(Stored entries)
BEGIN

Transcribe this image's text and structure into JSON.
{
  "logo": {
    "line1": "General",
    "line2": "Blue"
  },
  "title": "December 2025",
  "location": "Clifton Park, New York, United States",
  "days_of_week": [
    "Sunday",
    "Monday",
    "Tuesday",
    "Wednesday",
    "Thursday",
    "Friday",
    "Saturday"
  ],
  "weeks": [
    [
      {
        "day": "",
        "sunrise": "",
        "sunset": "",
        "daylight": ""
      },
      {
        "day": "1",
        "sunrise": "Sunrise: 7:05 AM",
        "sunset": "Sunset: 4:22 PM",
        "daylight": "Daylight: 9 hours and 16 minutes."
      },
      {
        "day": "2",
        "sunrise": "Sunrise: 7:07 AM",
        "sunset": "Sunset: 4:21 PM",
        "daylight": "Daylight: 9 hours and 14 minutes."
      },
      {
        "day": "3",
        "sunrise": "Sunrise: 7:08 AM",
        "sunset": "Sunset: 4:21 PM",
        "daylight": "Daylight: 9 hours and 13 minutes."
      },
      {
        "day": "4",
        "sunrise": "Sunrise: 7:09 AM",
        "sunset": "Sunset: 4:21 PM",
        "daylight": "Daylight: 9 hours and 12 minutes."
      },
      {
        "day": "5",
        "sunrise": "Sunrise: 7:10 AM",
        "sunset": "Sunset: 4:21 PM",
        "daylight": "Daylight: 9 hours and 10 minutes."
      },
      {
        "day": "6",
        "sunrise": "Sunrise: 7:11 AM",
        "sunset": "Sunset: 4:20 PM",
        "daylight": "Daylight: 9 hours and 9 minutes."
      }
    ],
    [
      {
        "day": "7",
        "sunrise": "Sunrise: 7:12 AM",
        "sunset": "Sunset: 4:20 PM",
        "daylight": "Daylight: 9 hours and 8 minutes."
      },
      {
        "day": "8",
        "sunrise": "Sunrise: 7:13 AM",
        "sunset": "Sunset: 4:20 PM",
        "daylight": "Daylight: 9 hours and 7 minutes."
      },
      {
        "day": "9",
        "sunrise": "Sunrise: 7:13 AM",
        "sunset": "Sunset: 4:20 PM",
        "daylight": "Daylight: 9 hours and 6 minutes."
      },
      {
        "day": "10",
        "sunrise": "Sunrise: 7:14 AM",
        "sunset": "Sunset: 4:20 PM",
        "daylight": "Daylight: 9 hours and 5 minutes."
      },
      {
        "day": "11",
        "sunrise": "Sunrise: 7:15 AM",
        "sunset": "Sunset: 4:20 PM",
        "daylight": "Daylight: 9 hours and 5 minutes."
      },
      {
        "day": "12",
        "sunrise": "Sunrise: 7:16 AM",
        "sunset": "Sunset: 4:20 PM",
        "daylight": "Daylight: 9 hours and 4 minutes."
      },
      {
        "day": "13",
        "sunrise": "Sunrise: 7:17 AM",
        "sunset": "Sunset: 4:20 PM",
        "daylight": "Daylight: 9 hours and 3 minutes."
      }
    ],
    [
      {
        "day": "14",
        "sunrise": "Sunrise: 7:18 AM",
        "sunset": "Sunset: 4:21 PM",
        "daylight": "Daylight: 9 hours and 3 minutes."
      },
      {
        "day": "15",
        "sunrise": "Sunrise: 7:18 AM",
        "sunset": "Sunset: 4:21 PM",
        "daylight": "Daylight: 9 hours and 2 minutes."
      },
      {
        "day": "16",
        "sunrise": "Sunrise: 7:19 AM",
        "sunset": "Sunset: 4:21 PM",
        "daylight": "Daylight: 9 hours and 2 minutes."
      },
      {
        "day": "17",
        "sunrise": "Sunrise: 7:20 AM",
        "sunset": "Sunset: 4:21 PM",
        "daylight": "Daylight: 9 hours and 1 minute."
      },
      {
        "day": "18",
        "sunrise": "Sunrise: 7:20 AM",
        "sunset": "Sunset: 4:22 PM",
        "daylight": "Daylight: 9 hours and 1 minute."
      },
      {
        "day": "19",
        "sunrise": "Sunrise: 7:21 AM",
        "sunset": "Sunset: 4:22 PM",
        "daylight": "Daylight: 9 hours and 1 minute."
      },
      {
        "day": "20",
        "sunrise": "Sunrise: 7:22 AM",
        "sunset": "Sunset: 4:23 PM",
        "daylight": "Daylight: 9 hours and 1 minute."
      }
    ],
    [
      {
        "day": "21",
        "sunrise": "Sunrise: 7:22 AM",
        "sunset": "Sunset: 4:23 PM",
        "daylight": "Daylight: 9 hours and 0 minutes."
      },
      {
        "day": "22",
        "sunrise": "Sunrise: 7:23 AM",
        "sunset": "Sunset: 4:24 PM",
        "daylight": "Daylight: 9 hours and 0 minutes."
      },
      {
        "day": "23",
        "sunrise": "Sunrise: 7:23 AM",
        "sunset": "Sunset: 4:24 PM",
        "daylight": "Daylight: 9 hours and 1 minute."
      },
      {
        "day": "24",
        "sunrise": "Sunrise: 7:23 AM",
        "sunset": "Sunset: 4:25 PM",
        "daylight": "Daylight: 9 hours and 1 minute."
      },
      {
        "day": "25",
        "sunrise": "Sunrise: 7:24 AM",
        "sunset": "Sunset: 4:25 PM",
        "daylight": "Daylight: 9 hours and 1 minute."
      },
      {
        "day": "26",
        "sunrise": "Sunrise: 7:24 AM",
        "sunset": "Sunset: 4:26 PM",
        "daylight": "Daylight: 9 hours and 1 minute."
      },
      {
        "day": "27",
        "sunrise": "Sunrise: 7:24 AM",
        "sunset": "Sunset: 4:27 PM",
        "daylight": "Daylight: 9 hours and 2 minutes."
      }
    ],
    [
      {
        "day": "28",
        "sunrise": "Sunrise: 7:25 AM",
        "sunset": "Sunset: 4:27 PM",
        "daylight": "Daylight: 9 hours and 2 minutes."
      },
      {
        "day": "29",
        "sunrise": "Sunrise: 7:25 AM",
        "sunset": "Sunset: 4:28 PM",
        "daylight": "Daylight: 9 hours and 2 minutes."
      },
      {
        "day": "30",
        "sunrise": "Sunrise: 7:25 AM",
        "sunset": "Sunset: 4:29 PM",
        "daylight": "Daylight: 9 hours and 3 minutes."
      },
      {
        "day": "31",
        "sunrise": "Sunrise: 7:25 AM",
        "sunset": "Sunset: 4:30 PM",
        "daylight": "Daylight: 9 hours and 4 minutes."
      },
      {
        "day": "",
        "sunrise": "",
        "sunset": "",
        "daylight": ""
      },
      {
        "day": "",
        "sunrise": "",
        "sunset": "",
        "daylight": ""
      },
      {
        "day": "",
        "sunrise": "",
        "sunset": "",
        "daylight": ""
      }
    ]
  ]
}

END

Quote the entire listing above exactly.

### TASK RESPONSE
Transcribe this image's text and structure into JSON.
{
  "logo": {
    "line1": "General",
    "line2": "Blue"
  },
  "title": "December 2025",
  "location": "Clifton Park, New York, United States",
  "days_of_week": [
    "Sunday",
    "Monday",
    "Tuesday",
    "Wednesday",
    "Thursday",
    "Friday",
    "Saturday"
  ],
  "weeks": [
    [
      {
        "day": "",
        "sunrise": "",
        "sunset": "",
        "daylight": ""
      },
      {
        "day": "1",
        "sunrise": "Sunrise: 7:05 AM",
        "sunset": "Sunset: 4:22 PM",
        "daylight": "Daylight: 9 hours and 16 minutes."
      },
      {
        "day": "2",
        "sunrise": "Sunrise: 7:07 AM",
        "sunset": "Sunset: 4:21 PM",
        "daylight": "Daylight: 9 hours and 14 minutes."
      },
      {
        "day": "3",
        "sunrise": "Sunrise: 7:08 AM",
        "sunset": "Sunset: 4:21 PM",
        "daylight": "Daylight: 9 hours and 13 minutes."
      },
      {
        "day": "4",
        "sunrise": "Sunrise: 7:09 AM",
        "sunset": "Sunset: 4:21 PM",
        "daylight": "Daylight: 9 hours and 12 minutes."
      },
      {
        "day": "5",
        "sunrise": "Sunrise: 7:10 AM",
        "sunset": "Sunset: 4:21 PM",
        "daylight": "Daylight: 9 hours and 10 minutes."
      },
      {
        "day": "6",
        "sunrise": "Sunrise: 7:11 AM",
        "sunset": "Sunset: 4:20 PM",
        "daylight": "Daylight: 9 hours and 9 minutes."
      }
    ],
    [
      {
        "day": "7",
        "sunrise": "Sunrise: 7:12 AM",
        "sunset": "Sunset: 4:20 PM",
        "daylight": "Daylight: 9 hours and 8 minutes."
      },
      {
        "day": "8",
        "sunrise": "Sunrise: 7:13 AM",
        "sunset": "Sunset: 4:20 PM",
        "daylight": "Daylight: 9 hours and 7 minutes."
      },
      {
        "day": "9",
        "sunrise": "Sunrise: 7:13 AM",
        "sunset": "Sunset: 4:20 PM",
        "daylight": "Daylight: 9 hours and 6 minutes."
      },
      {
        "day": "10",
        "sunrise": "Sunrise: 7:14 AM",
        "sunset": "Sunset: 4:20 PM",
        "daylight": "Daylight: 9 hours and 5 minutes."
      },
      {
        "day": "11",
        "sunrise": "Sunrise: 7:15 AM",
        "sunset": "Sunset: 4:20 PM",
        "daylight": "Daylight: 9 hours and 5 minutes."
      },
      {
        "day": "12",
        "sunrise": "Sunrise: 7:16 AM",
        "sunset": "Sunset: 4:20 PM",
        "daylight": "Daylight: 9 hours and 4 minutes."
      },
      {
        "day": "13",
        "sunrise": "Sunrise: 7:17 AM",
        "sunset": "Sunset: 4:20 PM",
        "daylight": "Daylight: 9 hours and 3 minutes."
      }
    ],
    [
      {
        "day": "14",
        "sunrise": "Sunrise: 7:18 AM",
        "sunset": "Sunset: 4:21 PM",
        "daylight": "Daylight: 9 hours and 3 minutes."
      },
      {
        "day": "15",
        "sunrise": "Sunrise: 7:18 AM",
        "sunset": "Sunset: 4:21 PM",
        "daylight": "Daylight: 9 hours and 2 minutes."
      },
      {
        "day": "16",
        "sunrise": "Sunrise: 7:19 AM",
        "sunset": "Sunset: 4:21 PM",
        "daylight": "Daylight: 9 hours and 2 minutes."
      },
      {
        "day": "17",
        "sunrise": "Sunrise: 7:20 AM",
        "sunset": "Sunset: 4:21 PM",
        "daylight": "Daylight: 9 hours and 1 minute."
      },
      {
        "day": "18",
        "sunrise": "Sunrise: 7:20 AM",
        "sunset": "Sunset: 4:22 PM",
        "daylight": "Daylight: 9 hours and 1 minute."
      },
      {
        "day": "19",
        "sunrise": "Sunrise: 7:21 AM",
        "sunset": "Sunset: 4:22 PM",
        "daylight": "Daylight: 9 hours and 1 minute."
      },
      {
        "day": "20",
        "sunrise": "Sunrise: 7:22 AM",
        "sunset": "Sunset: 4:23 PM",
        "daylight": "Daylight: 9 hours and 1 minute."
      }
    ],
    [
      {
        "day": "21",
        "sunrise": "Sunrise: 7:22 AM",
        "sunset": "Sunset: 4:23 PM",
        "daylight": "Daylight: 9 hours and 0 minutes."
      },
      {
        "day": "22",
        "sunrise": "Sunrise: 7:23 AM",
        "sunset": "Sunset: 4:24 PM",
        "daylight": "Daylight: 9 hours and 0 minutes."
      },
      {
        "day": "23",
        "sunrise": "Sunrise: 7:23 AM",
        "sunset": "Sunset: 4:24 PM",
        "daylight": "Daylight: 9 hours and 1 minute."
      },
      {
        "day": "24",
        "sunrise": "Sunrise: 7:23 AM",
        "sunset": "Sunset: 4:25 PM",
        "daylight": "Daylight: 9 hours and 1 minute."
      },
      {
        "day": "25",
        "sunrise": "Sunrise: 7:24 AM",
        "sunset": "Sunset: 4:25 PM",
        "daylight": "Daylight: 9 hours and 1 minute."
      },
      {
        "day": "26",
        "sunrise": "Sunrise: 7:24 AM",
        "sunset": "Sunset: 4:26 PM",
        "daylight": "Daylight: 9 hours and 1 minute."
      },
      {
        "day": "27",
        "sunrise": "Sunrise: 7:24 AM",
        "sunset": "Sunset: 4:27 PM",
        "daylight": "Daylight: 9 hours and 2 minutes."
      }
    ],
    [
      {
        "day": "28",
        "sunrise": "Sunrise: 7:25 AM",
        "sunset": "Sunset: 4:27 PM",
        "daylight": "Daylight: 9 hours and 2 minutes."
      },
      {
        "day": "29",
        "sunrise": "Sunrise: 7:25 AM",
        "sunset": "Sunset: 4:28 PM",
        "daylight": "Daylight: 9 hours and 2 minutes."
      },
      {
        "day": "30",
        "sunrise": "Sunrise: 7:25 AM",
        "sunset": "Sunset: 4:29 PM",
        "daylight": "Daylight: 9 hours and 3 minutes."
      },
      {
        "day": "31",
        "sunrise": "Sunrise: 7:25 AM",
        "sunset": "Sunset: 4:30 PM",
        "daylight": "Daylight: 9 hours and 4 minutes."
      },
      {
        "day": "",
        "sunrise": "",
        "sunset": "",
        "daylight": ""
      },
      {
        "day": "",
        "sunrise": "",
        "sunset": "",
        "daylight": ""
      },
      {
        "day": "",
        "sunrise": "",
        "sunset": "",
        "daylight": ""
      }
    ]
  ]
}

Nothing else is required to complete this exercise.